» GIVEN RECORDS
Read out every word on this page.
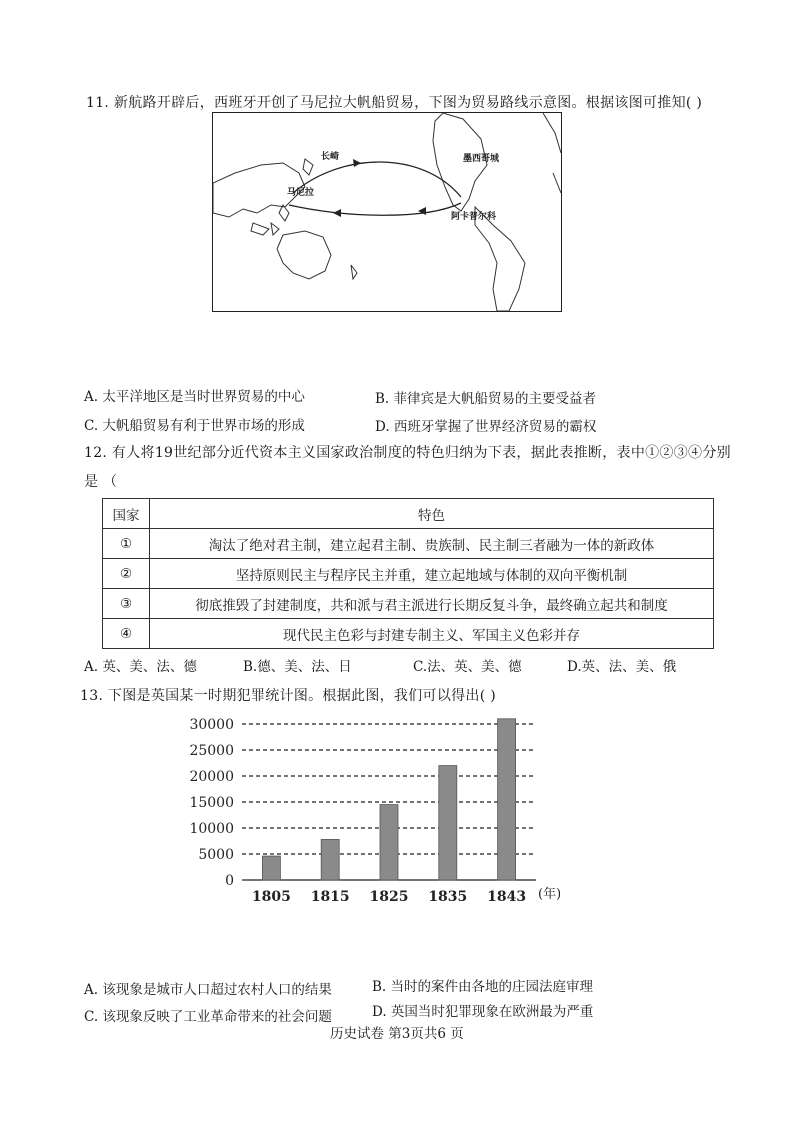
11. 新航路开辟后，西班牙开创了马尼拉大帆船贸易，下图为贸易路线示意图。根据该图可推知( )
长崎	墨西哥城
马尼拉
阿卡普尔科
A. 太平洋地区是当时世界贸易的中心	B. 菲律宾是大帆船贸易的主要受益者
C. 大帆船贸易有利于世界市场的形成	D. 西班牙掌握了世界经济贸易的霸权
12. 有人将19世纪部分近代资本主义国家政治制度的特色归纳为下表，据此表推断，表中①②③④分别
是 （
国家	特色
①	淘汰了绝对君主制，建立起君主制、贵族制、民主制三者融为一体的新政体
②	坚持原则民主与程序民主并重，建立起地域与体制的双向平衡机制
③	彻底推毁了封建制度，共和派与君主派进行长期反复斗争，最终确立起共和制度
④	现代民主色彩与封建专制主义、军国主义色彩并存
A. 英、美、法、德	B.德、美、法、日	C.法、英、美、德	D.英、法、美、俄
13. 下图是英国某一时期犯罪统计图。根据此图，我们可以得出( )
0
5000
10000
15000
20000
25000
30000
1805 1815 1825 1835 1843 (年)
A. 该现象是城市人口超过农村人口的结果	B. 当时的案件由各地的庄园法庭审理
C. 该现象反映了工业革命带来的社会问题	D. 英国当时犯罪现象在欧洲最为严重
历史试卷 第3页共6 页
...
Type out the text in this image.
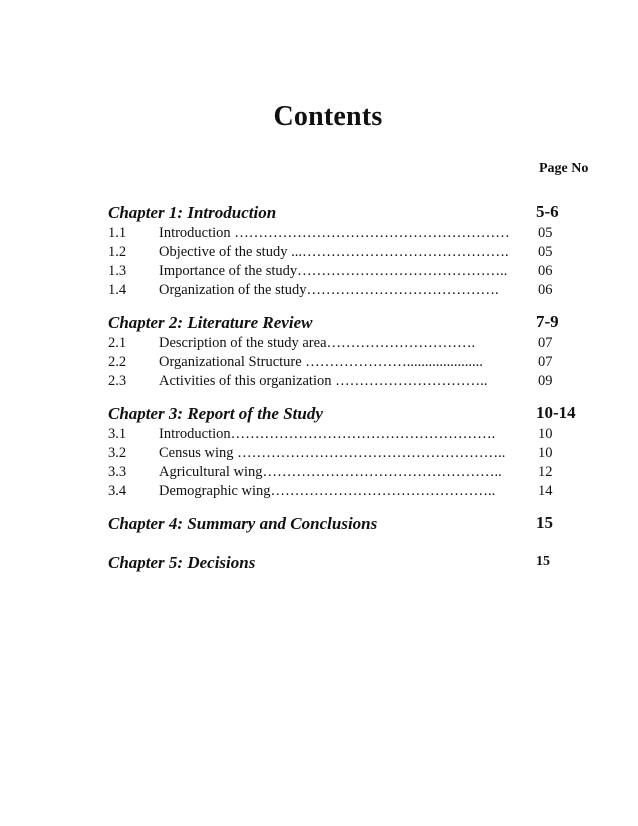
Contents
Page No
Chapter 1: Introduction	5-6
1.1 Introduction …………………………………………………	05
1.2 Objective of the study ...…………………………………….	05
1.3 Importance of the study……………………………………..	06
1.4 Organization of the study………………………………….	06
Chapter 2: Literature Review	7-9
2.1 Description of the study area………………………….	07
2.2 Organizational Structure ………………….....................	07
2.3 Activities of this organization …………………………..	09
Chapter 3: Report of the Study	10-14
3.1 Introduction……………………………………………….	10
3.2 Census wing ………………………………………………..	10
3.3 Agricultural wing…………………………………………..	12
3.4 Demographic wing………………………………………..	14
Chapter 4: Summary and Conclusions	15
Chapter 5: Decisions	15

» AIM OF THE TASK
Search the data for the string "this". List each line that has it.

» RESULT
Read out every word on this page.
Type out the text in this image.
2.3 Activities of this organization …………………………..	09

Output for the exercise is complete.